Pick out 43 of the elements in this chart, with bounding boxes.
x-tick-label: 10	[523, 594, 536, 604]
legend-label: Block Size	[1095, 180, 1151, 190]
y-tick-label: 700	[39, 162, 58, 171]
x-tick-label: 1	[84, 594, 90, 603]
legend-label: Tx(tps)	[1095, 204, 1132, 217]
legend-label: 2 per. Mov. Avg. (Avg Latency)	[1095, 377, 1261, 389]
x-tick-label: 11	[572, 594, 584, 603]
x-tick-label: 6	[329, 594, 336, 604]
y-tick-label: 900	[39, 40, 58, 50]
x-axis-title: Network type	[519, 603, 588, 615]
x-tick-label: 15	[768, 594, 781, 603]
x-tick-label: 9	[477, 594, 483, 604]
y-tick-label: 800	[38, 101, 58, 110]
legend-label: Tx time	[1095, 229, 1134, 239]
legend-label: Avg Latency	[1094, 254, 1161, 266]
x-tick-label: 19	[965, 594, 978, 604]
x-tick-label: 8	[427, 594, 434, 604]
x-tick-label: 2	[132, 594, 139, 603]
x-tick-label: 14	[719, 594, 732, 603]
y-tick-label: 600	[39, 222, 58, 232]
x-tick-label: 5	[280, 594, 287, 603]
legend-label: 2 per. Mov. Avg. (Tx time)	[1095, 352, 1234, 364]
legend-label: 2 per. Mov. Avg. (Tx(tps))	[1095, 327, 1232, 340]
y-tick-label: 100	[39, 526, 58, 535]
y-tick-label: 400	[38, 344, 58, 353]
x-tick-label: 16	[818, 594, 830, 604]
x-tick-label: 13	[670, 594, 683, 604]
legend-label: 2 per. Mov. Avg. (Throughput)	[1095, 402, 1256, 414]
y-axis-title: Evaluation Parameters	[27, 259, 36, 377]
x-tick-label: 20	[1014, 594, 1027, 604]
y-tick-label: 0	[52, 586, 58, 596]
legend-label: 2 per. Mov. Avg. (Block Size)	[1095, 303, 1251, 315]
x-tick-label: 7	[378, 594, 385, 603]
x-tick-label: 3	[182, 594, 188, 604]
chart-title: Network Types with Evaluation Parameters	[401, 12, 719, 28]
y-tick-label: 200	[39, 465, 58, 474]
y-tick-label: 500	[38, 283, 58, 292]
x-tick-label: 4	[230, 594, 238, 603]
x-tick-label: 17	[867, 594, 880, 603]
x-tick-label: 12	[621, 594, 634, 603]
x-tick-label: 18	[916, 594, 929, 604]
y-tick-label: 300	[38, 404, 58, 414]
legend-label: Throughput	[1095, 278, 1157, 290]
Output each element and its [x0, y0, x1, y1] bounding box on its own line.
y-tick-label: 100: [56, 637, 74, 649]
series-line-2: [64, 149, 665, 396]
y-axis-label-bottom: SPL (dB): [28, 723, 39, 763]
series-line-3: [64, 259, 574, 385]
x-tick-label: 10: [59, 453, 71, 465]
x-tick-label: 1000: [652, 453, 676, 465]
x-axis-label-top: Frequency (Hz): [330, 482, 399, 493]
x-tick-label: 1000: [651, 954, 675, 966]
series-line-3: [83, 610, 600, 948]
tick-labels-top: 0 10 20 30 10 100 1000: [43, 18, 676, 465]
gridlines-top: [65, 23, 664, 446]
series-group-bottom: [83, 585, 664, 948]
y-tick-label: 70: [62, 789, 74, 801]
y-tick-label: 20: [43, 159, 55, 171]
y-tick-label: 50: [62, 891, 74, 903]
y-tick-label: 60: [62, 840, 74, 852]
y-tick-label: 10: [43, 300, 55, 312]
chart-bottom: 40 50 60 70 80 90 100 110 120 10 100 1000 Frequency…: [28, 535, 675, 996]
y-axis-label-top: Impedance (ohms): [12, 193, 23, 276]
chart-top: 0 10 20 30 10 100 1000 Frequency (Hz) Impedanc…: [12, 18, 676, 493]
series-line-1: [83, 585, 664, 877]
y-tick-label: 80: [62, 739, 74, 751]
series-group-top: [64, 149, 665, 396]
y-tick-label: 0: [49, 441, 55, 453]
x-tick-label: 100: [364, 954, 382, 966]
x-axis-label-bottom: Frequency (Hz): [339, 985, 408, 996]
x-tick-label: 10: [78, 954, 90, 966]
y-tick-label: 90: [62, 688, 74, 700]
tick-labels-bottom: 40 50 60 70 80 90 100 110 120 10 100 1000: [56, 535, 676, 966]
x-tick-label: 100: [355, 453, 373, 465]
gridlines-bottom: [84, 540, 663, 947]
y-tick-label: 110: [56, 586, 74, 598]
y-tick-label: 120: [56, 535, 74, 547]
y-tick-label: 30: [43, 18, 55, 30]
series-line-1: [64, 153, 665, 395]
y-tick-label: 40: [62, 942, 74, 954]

- [Obiettivo]:
Per favore, riporta solo le righe delle voci dall'inizio fino alla riga che contiene "series-line-2: [64, 149, 665, 396]", compresa, e sostituisci ogni "legend-label" con "legend-entry" senza cambiare nient'altro.

- [Risposta]:
Pick out 43 of the elements in this chart, with bounding boxes.
x-tick-label: 10	[523, 594, 536, 604]
legend-entry: Block Size	[1095, 180, 1151, 190]
y-tick-label: 700	[39, 162, 58, 171]
x-tick-label: 1	[84, 594, 90, 603]
legend-entry: Tx(tps)	[1095, 204, 1132, 217]
legend-entry: 2 per. Mov. Avg. (Avg Latency)	[1095, 377, 1261, 389]
x-tick-label: 11	[572, 594, 584, 603]
x-tick-label: 6	[329, 594, 336, 604]
y-tick-label: 900	[39, 40, 58, 50]
x-axis-title: Network type	[519, 603, 588, 615]
x-tick-label: 15	[768, 594, 781, 603]
x-tick-label: 9	[477, 594, 483, 604]
y-tick-label: 800	[38, 101, 58, 110]
legend-entry: Tx time	[1095, 229, 1134, 239]
legend-entry: Avg Latency	[1094, 254, 1161, 266]
x-tick-label: 19	[965, 594, 978, 604]
x-tick-label: 8	[427, 594, 434, 604]
x-tick-label: 2	[132, 594, 139, 603]
x-tick-label: 14	[719, 594, 732, 603]
y-tick-label: 600	[39, 222, 58, 232]
x-tick-label: 5	[280, 594, 287, 603]
legend-entry: 2 per. Mov. Avg. (Tx time)	[1095, 352, 1234, 364]
legend-entry: 2 per. Mov. Avg. (Tx(tps))	[1095, 327, 1232, 340]
y-tick-label: 100	[39, 526, 58, 535]
y-tick-label: 400	[38, 344, 58, 353]
x-tick-label: 16	[818, 594, 830, 604]
x-tick-label: 13	[670, 594, 683, 604]
legend-entry: 2 per. Mov. Avg. (Throughput)	[1095, 402, 1256, 414]
y-axis-title: Evaluation Parameters	[27, 259, 36, 377]
x-tick-label: 20	[1014, 594, 1027, 604]
y-tick-label: 0	[52, 586, 58, 596]
legend-entry: 2 per. Mov. Avg. (Block Size)	[1095, 303, 1251, 315]
x-tick-label: 7	[378, 594, 385, 603]
x-tick-label: 3	[182, 594, 188, 604]
chart-title: Network Types with Evaluation Parameters	[401, 12, 719, 28]
y-tick-label: 200	[39, 465, 58, 474]
y-tick-label: 500	[38, 283, 58, 292]
x-tick-label: 4	[230, 594, 238, 603]
x-tick-label: 17	[867, 594, 880, 603]
x-tick-label: 12	[621, 594, 634, 603]
x-tick-label: 18	[916, 594, 929, 604]
y-tick-label: 300	[38, 404, 58, 414]
legend-entry: Throughput	[1095, 278, 1157, 290]
Output each element and its [x0, y0, x1, y1] bounding box on its own line.
y-tick-label: 100: [56, 637, 74, 649]
series-line-2: [64, 149, 665, 396]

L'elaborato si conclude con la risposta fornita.